> Task to carry out:
Return, from the lines below, each one that includes the word "Mitä".

> Stored records:
· · · · ·
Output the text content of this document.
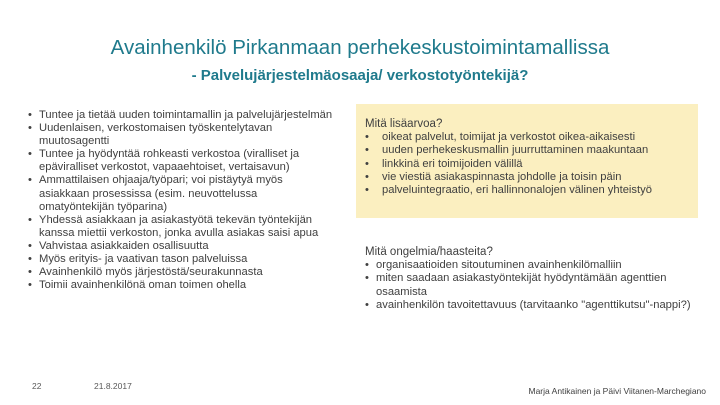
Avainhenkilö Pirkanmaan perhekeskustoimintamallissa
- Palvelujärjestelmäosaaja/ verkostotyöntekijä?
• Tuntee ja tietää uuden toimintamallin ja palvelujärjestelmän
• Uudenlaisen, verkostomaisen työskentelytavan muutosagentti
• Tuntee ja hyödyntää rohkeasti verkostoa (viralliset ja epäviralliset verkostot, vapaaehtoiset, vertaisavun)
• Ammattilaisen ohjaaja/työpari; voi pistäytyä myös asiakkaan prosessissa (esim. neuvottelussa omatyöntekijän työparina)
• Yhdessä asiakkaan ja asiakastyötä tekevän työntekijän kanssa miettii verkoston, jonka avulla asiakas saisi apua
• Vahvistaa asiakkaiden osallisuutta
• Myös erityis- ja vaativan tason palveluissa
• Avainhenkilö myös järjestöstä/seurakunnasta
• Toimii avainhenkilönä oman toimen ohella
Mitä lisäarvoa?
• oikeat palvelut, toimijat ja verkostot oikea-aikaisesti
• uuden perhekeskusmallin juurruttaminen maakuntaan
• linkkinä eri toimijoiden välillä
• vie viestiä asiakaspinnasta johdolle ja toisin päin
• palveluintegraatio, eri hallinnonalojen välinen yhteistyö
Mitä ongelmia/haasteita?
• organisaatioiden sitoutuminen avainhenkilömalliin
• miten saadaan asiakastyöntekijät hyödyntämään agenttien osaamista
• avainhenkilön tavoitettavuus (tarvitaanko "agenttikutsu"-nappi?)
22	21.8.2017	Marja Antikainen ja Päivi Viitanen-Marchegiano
· · · · ·
> Output of the exercise:
Mitä lisäarvoa?
Mitä ongelmia/haasteita?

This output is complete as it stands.